__Dataset excerpt__.
━━━━━━━━━━━━━━━━━━━━

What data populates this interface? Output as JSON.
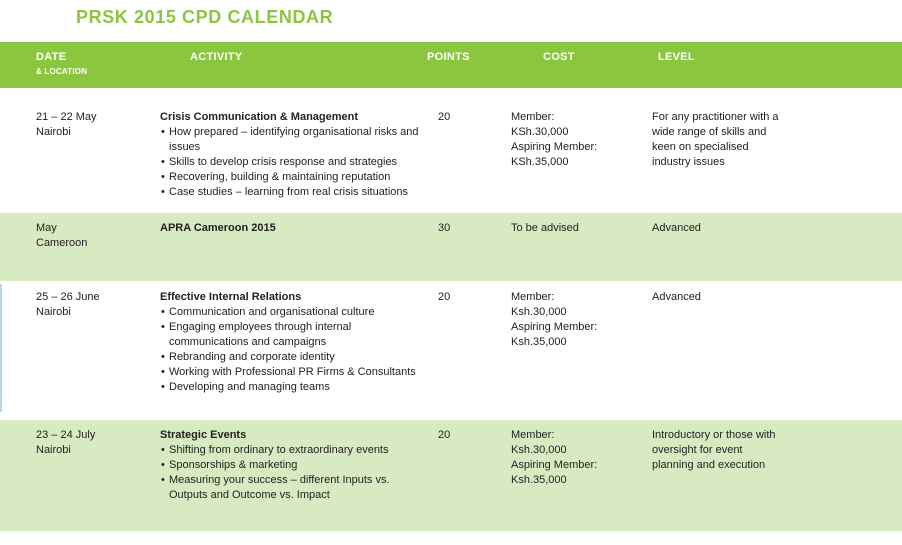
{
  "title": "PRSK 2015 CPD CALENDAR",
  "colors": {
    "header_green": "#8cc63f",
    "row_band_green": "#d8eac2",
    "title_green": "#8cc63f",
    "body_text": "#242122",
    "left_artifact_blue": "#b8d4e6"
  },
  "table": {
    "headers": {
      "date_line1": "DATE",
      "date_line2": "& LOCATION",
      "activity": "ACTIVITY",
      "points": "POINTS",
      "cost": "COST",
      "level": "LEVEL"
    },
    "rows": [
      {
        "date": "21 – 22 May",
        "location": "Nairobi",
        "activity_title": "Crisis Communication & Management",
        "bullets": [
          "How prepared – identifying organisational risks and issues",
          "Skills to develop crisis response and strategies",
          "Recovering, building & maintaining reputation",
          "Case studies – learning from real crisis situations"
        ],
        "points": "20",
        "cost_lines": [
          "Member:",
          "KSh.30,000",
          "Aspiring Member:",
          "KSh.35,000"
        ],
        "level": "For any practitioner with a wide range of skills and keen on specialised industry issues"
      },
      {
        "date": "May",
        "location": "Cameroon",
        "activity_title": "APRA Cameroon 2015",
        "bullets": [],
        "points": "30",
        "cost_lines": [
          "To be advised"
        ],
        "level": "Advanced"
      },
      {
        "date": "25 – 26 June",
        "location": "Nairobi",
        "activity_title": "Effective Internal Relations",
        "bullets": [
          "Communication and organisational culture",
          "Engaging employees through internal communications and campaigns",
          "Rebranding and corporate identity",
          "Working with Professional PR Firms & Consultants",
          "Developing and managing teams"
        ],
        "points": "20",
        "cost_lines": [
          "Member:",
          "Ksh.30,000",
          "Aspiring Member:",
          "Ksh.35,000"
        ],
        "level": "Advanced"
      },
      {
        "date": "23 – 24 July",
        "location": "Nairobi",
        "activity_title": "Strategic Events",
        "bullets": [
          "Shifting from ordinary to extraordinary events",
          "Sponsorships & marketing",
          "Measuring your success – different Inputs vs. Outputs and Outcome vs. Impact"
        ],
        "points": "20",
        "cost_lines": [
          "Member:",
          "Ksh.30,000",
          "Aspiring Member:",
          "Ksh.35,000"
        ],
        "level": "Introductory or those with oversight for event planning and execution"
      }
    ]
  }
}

━━━━━━━━━━━━━━━━━━━━

__Task__. Extract the full listing above verbatim; pictures are to be left out of the copy.

__Task solution__.
What data populates this interface? Output as JSON.
{
  "title": "PRSK 2015 CPD CALENDAR",
  "colors": {
    "header_green": "#8cc63f",
    "row_band_green": "#d8eac2",
    "title_green": "#8cc63f",
    "body_text": "#242122",
    "left_artifact_blue": "#b8d4e6"
  },
  "table": {
    "headers": {
      "date_line1": "DATE",
      "date_line2": "& LOCATION",
      "activity": "ACTIVITY",
      "points": "POINTS",
      "cost": "COST",
      "level": "LEVEL"
    },
    "rows": [
      {
        "date": "21 – 22 May",
        "location": "Nairobi",
        "activity_title": "Crisis Communication & Management",
        "bullets": [
          "How prepared – identifying organisational risks and issues",
          "Skills to develop crisis response and strategies",
          "Recovering, building & maintaining reputation",
          "Case studies – learning from real crisis situations"
        ],
        "points": "20",
        "cost_lines": [
          "Member:",
          "KSh.30,000",
          "Aspiring Member:",
          "KSh.35,000"
        ],
        "level": "For any practitioner with a wide range of skills and keen on specialised industry issues"
      },
      {
        "date": "May",
        "location": "Cameroon",
        "activity_title": "APRA Cameroon 2015",
        "bullets": [],
        "points": "30",
        "cost_lines": [
          "To be advised"
        ],
        "level": "Advanced"
      },
      {
        "date": "25 – 26 June",
        "location": "Nairobi",
        "activity_title": "Effective Internal Relations",
        "bullets": [
          "Communication and organisational culture",
          "Engaging employees through internal communications and campaigns",
          "Rebranding and corporate identity",
          "Working with Professional PR Firms & Consultants",
          "Developing and managing teams"
        ],
        "points": "20",
        "cost_lines": [
          "Member:",
          "Ksh.30,000",
          "Aspiring Member:",
          "Ksh.35,000"
        ],
        "level": "Advanced"
      },
      {
        "date": "23 – 24 July",
        "location": "Nairobi",
        "activity_title": "Strategic Events",
        "bullets": [
          "Shifting from ordinary to extraordinary events",
          "Sponsorships & marketing",
          "Measuring your success – different Inputs vs. Outputs and Outcome vs. Impact"
        ],
        "points": "20",
        "cost_lines": [
          "Member:",
          "Ksh.30,000",
          "Aspiring Member:",
          "Ksh.35,000"
        ],
        "level": "Introductory or those with oversight for event planning and execution"
      }
    ]
  }
}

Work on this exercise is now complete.